__INPUT ROWS__:

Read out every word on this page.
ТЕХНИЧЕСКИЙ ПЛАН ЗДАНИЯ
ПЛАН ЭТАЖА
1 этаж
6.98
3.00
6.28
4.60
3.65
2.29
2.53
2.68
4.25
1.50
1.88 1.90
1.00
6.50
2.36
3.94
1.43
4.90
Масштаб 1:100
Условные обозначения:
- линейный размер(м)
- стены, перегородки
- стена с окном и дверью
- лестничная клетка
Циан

__PROBLEM STATEMENT__:
Repeat the data precisely, reproducing every entry.

__FULL RESPONSE__:
Read out every word on this page.
ТЕХНИЧЕСКИЙ ПЛАН ЗДАНИЯ
ПЛАН ЭТАЖА
1 этаж
6.98
3.00
6.28
4.60
3.65
2.29
2.53
2.68
4.25
1.50
1.88 1.90
1.00
6.50
2.36
3.94
1.43
4.90
Масштаб 1:100
Условные обозначения:
- линейный размер(м)
- стены, перегородки
- стена с окном и дверью
- лестничная клетка
Циан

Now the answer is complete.